* _Action item_
Start to finish, reproduce the records below with nothing missing.

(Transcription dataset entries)
....

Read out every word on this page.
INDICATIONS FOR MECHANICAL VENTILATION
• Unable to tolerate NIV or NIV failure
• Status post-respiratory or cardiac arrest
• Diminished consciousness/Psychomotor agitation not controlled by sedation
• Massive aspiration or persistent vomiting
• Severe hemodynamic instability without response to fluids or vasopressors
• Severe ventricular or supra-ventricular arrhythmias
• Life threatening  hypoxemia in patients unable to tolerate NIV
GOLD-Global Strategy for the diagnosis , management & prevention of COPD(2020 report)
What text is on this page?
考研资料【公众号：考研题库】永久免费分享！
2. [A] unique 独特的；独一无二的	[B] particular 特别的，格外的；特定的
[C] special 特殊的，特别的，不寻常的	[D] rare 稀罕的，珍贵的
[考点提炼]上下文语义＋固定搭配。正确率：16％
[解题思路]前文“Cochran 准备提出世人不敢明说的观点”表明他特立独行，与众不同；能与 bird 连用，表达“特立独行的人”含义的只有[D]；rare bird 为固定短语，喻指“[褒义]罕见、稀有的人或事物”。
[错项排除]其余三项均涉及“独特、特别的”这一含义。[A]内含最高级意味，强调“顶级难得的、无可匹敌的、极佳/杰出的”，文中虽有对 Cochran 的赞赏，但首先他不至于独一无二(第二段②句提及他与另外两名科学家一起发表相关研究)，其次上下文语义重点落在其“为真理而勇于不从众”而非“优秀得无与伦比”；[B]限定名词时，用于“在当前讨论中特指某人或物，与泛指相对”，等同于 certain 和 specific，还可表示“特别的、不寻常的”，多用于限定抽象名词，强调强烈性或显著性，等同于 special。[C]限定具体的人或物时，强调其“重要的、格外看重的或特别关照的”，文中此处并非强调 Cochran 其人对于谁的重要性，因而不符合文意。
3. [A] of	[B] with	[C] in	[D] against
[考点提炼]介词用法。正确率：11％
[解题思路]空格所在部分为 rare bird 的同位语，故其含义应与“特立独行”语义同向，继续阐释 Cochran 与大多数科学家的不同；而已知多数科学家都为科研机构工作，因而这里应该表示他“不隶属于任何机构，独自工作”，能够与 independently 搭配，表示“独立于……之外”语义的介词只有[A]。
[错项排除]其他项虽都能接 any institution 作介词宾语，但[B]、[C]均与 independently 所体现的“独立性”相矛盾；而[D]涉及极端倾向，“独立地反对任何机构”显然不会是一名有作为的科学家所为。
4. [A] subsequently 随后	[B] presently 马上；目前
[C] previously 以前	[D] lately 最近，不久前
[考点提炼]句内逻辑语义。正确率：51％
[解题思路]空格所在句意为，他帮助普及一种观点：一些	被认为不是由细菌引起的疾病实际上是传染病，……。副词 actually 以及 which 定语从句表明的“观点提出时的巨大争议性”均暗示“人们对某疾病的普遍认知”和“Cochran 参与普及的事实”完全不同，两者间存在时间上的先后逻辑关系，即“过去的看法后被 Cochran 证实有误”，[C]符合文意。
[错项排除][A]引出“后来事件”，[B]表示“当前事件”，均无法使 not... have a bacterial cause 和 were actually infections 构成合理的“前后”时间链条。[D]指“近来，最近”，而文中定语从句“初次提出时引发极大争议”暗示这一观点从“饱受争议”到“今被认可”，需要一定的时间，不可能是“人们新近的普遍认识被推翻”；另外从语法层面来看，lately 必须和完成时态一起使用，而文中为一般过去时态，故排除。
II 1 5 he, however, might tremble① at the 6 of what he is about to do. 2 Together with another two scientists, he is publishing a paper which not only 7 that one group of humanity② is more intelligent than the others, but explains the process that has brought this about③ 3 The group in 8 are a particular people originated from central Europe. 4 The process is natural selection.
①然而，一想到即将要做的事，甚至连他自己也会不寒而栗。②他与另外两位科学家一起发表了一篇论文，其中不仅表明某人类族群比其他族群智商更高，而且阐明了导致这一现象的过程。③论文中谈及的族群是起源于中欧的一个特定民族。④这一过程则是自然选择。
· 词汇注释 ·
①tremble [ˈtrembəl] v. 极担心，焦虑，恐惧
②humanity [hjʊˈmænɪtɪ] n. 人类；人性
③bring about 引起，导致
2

....

* _Task answer_
Read out every word on this page.
INDICATIONS FOR MECHANICAL VENTILATION
• Unable to tolerate NIV or NIV failure
• Status post-respiratory or cardiac arrest
• Diminished consciousness/Psychomotor agitation not controlled by sedation
• Massive aspiration or persistent vomiting
• Severe hemodynamic instability without response to fluids or vasopressors
• Severe ventricular or supra-ventricular arrhythmias
• Life threatening  hypoxemia in patients unable to tolerate NIV
GOLD-Global Strategy for the diagnosis , management & prevention of COPD(2020 report)
What text is on this page?
考研资料【公众号：考研题库】永久免费分享！
2. [A] unique 独特的；独一无二的	[B] particular 特别的，格外的；特定的
[C] special 特殊的，特别的，不寻常的	[D] rare 稀罕的，珍贵的
[考点提炼]上下文语义＋固定搭配。正确率：16％
[解题思路]前文“Cochran 准备提出世人不敢明说的观点”表明他特立独行，与众不同；能与 bird 连用，表达“特立独行的人”含义的只有[D]；rare bird 为固定短语，喻指“[褒义]罕见、稀有的人或事物”。
[错项排除]其余三项均涉及“独特、特别的”这一含义。[A]内含最高级意味，强调“顶级难得的、无可匹敌的、极佳/杰出的”，文中虽有对 Cochran 的赞赏，但首先他不至于独一无二(第二段②句提及他与另外两名科学家一起发表相关研究)，其次上下文语义重点落在其“为真理而勇于不从众”而非“优秀得无与伦比”；[B]限定名词时，用于“在当前讨论中特指某人或物，与泛指相对”，等同于 certain 和 specific，还可表示“特别的、不寻常的”，多用于限定抽象名词，强调强烈性或显著性，等同于 special。[C]限定具体的人或物时，强调其“重要的、格外看重的或特别关照的”，文中此处并非强调 Cochran 其人对于谁的重要性，因而不符合文意。
3. [A] of	[B] with	[C] in	[D] against
[考点提炼]介词用法。正确率：11％
[解题思路]空格所在部分为 rare bird 的同位语，故其含义应与“特立独行”语义同向，继续阐释 Cochran 与大多数科学家的不同；而已知多数科学家都为科研机构工作，因而这里应该表示他“不隶属于任何机构，独自工作”，能够与 independently 搭配，表示“独立于……之外”语义的介词只有[A]。
[错项排除]其他项虽都能接 any institution 作介词宾语，但[B]、[C]均与 independently 所体现的“独立性”相矛盾；而[D]涉及极端倾向，“独立地反对任何机构”显然不会是一名有作为的科学家所为。
4. [A] subsequently 随后	[B] presently 马上；目前
[C] previously 以前	[D] lately 最近，不久前
[考点提炼]句内逻辑语义。正确率：51％
[解题思路]空格所在句意为，他帮助普及一种观点：一些	被认为不是由细菌引起的疾病实际上是传染病，……。副词 actually 以及 which 定语从句表明的“观点提出时的巨大争议性”均暗示“人们对某疾病的普遍认知”和“Cochran 参与普及的事实”完全不同，两者间存在时间上的先后逻辑关系，即“过去的看法后被 Cochran 证实有误”，[C]符合文意。
[错项排除][A]引出“后来事件”，[B]表示“当前事件”，均无法使 not... have a bacterial cause 和 were actually infections 构成合理的“前后”时间链条。[D]指“近来，最近”，而文中定语从句“初次提出时引发极大争议”暗示这一观点从“饱受争议”到“今被认可”，需要一定的时间，不可能是“人们新近的普遍认识被推翻”；另外从语法层面来看，lately 必须和完成时态一起使用，而文中为一般过去时态，故排除。
II 1 5 he, however, might tremble① at the 6 of what he is about to do. 2 Together with another two scientists, he is publishing a paper which not only 7 that one group of humanity② is more intelligent than the others, but explains the process that has brought this about③ 3 The group in 8 are a particular people originated from central Europe. 4 The process is natural selection.
①然而，一想到即将要做的事，甚至连他自己也会不寒而栗。②他与另外两位科学家一起发表了一篇论文，其中不仅表明某人类族群比其他族群智商更高，而且阐明了导致这一现象的过程。③论文中谈及的族群是起源于中欧的一个特定民族。④这一过程则是自然选择。
· 词汇注释 ·
①tremble [ˈtrembəl] v. 极担心，焦虑，恐惧
②humanity [hjʊˈmænɪtɪ] n. 人类；人性
③bring about 引起，导致
2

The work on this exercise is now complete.